→ **Exercise aim**:
Format every row from the first one down to the line containing "- x-tick-label: may-21: [358, 308, 372, 348]", inclusive, as a numbered list, omitting blank lines.
#### Information shown
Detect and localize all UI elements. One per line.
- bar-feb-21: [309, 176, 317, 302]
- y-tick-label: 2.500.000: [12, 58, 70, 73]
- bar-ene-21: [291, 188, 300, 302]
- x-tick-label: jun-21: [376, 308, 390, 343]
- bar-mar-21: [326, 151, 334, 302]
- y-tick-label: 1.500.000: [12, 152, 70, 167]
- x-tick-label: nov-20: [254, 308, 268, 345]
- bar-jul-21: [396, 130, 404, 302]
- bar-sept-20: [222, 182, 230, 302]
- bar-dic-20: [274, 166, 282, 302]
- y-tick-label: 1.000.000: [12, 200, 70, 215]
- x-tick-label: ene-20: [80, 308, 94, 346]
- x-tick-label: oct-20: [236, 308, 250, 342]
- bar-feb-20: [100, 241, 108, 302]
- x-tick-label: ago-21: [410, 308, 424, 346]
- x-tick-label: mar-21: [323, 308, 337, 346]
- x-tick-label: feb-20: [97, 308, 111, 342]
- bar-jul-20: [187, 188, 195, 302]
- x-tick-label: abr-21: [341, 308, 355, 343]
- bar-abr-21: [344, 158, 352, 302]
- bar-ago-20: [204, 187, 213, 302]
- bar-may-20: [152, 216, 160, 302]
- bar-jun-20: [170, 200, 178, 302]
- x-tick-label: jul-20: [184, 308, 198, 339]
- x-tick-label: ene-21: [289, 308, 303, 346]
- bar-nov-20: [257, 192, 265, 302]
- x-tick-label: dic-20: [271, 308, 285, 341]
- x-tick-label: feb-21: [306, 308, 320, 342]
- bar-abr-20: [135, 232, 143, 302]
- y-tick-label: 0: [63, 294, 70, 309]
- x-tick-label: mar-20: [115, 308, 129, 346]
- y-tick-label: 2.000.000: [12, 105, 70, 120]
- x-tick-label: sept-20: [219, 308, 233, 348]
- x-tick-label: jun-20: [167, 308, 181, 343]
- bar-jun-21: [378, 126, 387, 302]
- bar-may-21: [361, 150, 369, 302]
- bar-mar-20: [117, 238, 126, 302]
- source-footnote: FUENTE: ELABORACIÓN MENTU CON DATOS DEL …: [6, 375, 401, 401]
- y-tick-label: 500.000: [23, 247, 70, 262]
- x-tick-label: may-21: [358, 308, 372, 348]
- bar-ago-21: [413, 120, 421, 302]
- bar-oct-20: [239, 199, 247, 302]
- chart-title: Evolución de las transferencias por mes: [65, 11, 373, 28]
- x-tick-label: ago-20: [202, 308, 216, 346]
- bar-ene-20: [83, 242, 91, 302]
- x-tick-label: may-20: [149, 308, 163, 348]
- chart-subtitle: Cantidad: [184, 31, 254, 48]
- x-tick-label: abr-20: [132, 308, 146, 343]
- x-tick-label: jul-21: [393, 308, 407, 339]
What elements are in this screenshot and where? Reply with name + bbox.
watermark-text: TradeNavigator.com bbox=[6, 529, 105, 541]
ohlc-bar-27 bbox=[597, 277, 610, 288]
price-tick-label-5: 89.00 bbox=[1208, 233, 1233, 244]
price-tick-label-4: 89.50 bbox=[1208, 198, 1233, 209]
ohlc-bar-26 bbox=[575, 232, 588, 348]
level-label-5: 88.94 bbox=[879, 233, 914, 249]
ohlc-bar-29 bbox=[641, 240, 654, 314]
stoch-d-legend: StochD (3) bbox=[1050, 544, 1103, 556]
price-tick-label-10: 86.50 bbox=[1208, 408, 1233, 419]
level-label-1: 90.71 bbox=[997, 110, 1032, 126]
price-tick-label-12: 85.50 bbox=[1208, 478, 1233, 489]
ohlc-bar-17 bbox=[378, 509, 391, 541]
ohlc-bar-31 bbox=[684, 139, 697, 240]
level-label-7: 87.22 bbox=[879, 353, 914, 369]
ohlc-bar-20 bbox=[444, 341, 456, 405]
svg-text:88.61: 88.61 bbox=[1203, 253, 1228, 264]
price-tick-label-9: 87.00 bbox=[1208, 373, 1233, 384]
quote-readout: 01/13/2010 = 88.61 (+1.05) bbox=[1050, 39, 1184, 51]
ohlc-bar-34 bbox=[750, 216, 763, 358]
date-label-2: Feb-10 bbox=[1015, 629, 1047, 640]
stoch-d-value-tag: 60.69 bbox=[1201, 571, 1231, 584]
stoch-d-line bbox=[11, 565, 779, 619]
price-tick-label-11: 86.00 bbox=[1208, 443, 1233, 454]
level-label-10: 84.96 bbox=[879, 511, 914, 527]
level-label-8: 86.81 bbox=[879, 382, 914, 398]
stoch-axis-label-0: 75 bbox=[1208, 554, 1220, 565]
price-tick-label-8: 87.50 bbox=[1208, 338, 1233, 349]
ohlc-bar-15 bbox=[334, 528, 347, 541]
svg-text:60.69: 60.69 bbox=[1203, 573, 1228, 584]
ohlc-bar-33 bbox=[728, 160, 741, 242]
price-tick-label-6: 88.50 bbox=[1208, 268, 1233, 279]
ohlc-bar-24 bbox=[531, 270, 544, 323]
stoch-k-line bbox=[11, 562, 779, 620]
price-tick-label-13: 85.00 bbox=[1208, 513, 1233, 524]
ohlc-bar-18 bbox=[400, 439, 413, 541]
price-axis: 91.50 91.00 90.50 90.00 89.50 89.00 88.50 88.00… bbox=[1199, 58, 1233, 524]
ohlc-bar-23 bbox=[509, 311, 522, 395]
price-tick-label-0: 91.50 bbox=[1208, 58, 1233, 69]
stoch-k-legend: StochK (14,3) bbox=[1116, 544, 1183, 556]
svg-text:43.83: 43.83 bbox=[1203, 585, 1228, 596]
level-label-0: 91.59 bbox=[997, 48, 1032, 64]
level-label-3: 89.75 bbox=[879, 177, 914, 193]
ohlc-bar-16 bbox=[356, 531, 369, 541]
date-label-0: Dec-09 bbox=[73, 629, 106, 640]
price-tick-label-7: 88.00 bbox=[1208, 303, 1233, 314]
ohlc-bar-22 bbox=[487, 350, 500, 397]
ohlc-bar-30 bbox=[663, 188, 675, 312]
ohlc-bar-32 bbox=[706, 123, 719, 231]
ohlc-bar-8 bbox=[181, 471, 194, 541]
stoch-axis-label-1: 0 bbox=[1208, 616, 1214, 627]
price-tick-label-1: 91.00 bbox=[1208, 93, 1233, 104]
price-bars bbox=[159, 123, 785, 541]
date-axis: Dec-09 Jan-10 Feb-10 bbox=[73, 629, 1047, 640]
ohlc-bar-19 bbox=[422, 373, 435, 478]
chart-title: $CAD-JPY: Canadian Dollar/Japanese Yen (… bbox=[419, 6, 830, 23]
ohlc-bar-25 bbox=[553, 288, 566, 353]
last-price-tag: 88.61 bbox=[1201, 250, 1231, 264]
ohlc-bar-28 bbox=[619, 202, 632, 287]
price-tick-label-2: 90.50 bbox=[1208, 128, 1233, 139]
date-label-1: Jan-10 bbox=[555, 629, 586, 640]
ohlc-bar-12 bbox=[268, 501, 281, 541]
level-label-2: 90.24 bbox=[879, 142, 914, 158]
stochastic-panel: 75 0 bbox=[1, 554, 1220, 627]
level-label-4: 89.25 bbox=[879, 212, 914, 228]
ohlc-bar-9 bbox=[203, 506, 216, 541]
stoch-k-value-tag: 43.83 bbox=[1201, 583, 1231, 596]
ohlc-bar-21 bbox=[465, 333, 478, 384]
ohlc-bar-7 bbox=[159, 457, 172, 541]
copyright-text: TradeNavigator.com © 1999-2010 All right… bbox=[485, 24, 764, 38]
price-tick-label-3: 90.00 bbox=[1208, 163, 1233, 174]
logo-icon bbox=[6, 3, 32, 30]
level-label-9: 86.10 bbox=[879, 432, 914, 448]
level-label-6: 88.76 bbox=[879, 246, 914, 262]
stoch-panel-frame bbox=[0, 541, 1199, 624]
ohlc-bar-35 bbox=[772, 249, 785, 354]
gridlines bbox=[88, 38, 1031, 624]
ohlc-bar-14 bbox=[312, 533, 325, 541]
########
→ **Solution to the problem**:
1. Detect and localize all UI elements. One per line.
2. - bar-feb-21: [309, 176, 317, 302]
3. - y-tick-label: 2.500.000: [12, 58, 70, 73]
4. - bar-ene-21: [291, 188, 300, 302]
5. - x-tick-label: jun-21: [376, 308, 390, 343]
6. - bar-mar-21: [326, 151, 334, 302]
7. - y-tick-label: 1.500.000: [12, 152, 70, 167]
8. - x-tick-label: nov-20: [254, 308, 268, 345]
9. - bar-jul-21: [396, 130, 404, 302]
10. - bar-sept-20: [222, 182, 230, 302]
11. - bar-dic-20: [274, 166, 282, 302]
12. - y-tick-label: 1.000.000: [12, 200, 70, 215]
13. - x-tick-label: ene-20: [80, 308, 94, 346]
14. - x-tick-label: oct-20: [236, 308, 250, 342]
15. - bar-feb-20: [100, 241, 108, 302]
16. - x-tick-label: ago-21: [410, 308, 424, 346]
17. - x-tick-label: mar-21: [323, 308, 337, 346]
18. - x-tick-label: feb-20: [97, 308, 111, 342]
19. - bar-jul-20: [187, 188, 195, 302]
20. - x-tick-label: abr-21: [341, 308, 355, 343]
21. - bar-abr-21: [344, 158, 352, 302]
22. - bar-ago-20: [204, 187, 213, 302]
23. - bar-may-20: [152, 216, 160, 302]
24. - bar-jun-20: [170, 200, 178, 302]
25. - x-tick-label: jul-20: [184, 308, 198, 339]
26. - x-tick-label: ene-21: [289, 308, 303, 346]
27. - bar-nov-20: [257, 192, 265, 302]
28. - x-tick-label: dic-20: [271, 308, 285, 341]
29. - x-tick-label: feb-21: [306, 308, 320, 342]
30. - bar-abr-20: [135, 232, 143, 302]
31. - y-tick-label: 0: [63, 294, 70, 309]
32. - x-tick-label: mar-20: [115, 308, 129, 346]
33. - y-tick-label: 2.000.000: [12, 105, 70, 120]
34. - x-tick-label: sept-20: [219, 308, 233, 348]
35. - x-tick-label: jun-20: [167, 308, 181, 343]
36. - bar-jun-21: [378, 126, 387, 302]
37. - bar-may-21: [361, 150, 369, 302]
38. - bar-mar-20: [117, 238, 126, 302]
39. - source-footnote: FUENTE: ELABORACIÓN MENTU CON DATOS DEL …: [6, 375, 401, 401]
40. - y-tick-label: 500.000: [23, 247, 70, 262]
41. - x-tick-label: may-21: [358, 308, 372, 348]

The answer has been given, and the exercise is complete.